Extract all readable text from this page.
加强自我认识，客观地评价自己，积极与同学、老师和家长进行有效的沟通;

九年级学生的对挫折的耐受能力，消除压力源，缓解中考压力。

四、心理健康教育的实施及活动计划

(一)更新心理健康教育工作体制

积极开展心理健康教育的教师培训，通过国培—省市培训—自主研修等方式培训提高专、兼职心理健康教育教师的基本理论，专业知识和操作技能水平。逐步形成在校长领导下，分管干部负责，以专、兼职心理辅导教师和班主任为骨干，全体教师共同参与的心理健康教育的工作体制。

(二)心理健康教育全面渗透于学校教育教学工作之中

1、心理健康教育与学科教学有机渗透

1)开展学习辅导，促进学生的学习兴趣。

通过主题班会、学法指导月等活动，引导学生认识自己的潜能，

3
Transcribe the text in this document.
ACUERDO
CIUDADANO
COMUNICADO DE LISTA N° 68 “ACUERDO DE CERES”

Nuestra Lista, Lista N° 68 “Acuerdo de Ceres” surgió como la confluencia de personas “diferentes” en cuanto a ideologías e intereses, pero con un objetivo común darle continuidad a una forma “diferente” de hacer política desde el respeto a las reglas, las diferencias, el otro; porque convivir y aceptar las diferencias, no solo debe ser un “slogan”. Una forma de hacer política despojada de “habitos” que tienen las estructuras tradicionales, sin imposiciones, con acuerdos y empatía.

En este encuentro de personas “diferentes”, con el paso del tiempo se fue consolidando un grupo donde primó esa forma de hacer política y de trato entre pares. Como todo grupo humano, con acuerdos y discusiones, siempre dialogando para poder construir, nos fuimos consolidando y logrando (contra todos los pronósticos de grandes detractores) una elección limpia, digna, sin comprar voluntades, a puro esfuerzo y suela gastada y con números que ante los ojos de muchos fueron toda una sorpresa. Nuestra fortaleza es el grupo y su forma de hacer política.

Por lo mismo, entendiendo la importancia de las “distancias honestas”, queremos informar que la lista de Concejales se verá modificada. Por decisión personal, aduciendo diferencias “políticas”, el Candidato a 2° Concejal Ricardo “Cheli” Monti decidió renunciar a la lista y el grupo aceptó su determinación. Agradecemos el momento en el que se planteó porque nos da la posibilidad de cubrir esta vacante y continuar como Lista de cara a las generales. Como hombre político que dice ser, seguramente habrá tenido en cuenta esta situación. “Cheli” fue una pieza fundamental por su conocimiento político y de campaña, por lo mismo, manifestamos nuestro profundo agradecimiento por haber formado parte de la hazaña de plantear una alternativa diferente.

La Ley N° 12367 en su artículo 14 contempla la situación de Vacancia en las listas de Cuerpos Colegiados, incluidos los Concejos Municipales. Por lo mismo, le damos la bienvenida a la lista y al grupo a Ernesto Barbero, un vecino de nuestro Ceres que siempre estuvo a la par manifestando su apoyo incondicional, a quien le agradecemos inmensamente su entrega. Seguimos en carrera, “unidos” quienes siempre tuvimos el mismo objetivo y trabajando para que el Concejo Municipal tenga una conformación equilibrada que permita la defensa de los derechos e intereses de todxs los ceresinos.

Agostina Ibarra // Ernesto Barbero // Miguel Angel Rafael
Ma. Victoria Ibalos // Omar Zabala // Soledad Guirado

========================

→ Written task
Extract every record and return it verbatim.

→ Response to the exercise
Extract all readable text from this page.
加强自我认识，客观地评价自己，积极与同学、老师和家长进行有效的沟通;

九年级学生的对挫折的耐受能力，消除压力源，缓解中考压力。

四、心理健康教育的实施及活动计划

(一)更新心理健康教育工作体制

积极开展心理健康教育的教师培训，通过国培—省市培训—自主研修等方式培训提高专、兼职心理健康教育教师的基本理论，专业知识和操作技能水平。逐步形成在校长领导下，分管干部负责，以专、兼职心理辅导教师和班主任为骨干，全体教师共同参与的心理健康教育的工作体制。

(二)心理健康教育全面渗透于学校教育教学工作之中

1、心理健康教育与学科教学有机渗透

1)开展学习辅导，促进学生的学习兴趣。

通过主题班会、学法指导月等活动，引导学生认识自己的潜能，

3
Transcribe the text in this document.
ACUERDO
CIUDADANO
COMUNICADO DE LISTA N° 68 “ACUERDO DE CERES”

Nuestra Lista, Lista N° 68 “Acuerdo de Ceres” surgió como la confluencia de personas “diferentes” en cuanto a ideologías e intereses, pero con un objetivo común darle continuidad a una forma “diferente” de hacer política desde el respeto a las reglas, las diferencias, el otro; porque convivir y aceptar las diferencias, no solo debe ser un “slogan”. Una forma de hacer política despojada de “habitos” que tienen las estructuras tradicionales, sin imposiciones, con acuerdos y empatía.

En este encuentro de personas “diferentes”, con el paso del tiempo se fue consolidando un grupo donde primó esa forma de hacer política y de trato entre pares. Como todo grupo humano, con acuerdos y discusiones, siempre dialogando para poder construir, nos fuimos consolidando y logrando (contra todos los pronósticos de grandes detractores) una elección limpia, digna, sin comprar voluntades, a puro esfuerzo y suela gastada y con números que ante los ojos de muchos fueron toda una sorpresa. Nuestra fortaleza es el grupo y su forma de hacer política.

Por lo mismo, entendiendo la importancia de las “distancias honestas”, queremos informar que la lista de Concejales se verá modificada. Por decisión personal, aduciendo diferencias “políticas”, el Candidato a 2° Concejal Ricardo “Cheli” Monti decidió renunciar a la lista y el grupo aceptó su determinación. Agradecemos el momento en el que se planteó porque nos da la posibilidad de cubrir esta vacante y continuar como Lista de cara a las generales. Como hombre político que dice ser, seguramente habrá tenido en cuenta esta situación. “Cheli” fue una pieza fundamental por su conocimiento político y de campaña, por lo mismo, manifestamos nuestro profundo agradecimiento por haber formado parte de la hazaña de plantear una alternativa diferente.

La Ley N° 12367 en su artículo 14 contempla la situación de Vacancia en las listas de Cuerpos Colegiados, incluidos los Concejos Municipales. Por lo mismo, le damos la bienvenida a la lista y al grupo a Ernesto Barbero, un vecino de nuestro Ceres que siempre estuvo a la par manifestando su apoyo incondicional, a quien le agradecemos inmensamente su entrega. Seguimos en carrera, “unidos” quienes siempre tuvimos el mismo objetivo y trabajando para que el Concejo Municipal tenga una conformación equilibrada que permita la defensa de los derechos e intereses de todxs los ceresinos.

Agostina Ibarra // Ernesto Barbero // Miguel Angel Rafael
Ma. Victoria Ibalos // Omar Zabala // Soledad Guirado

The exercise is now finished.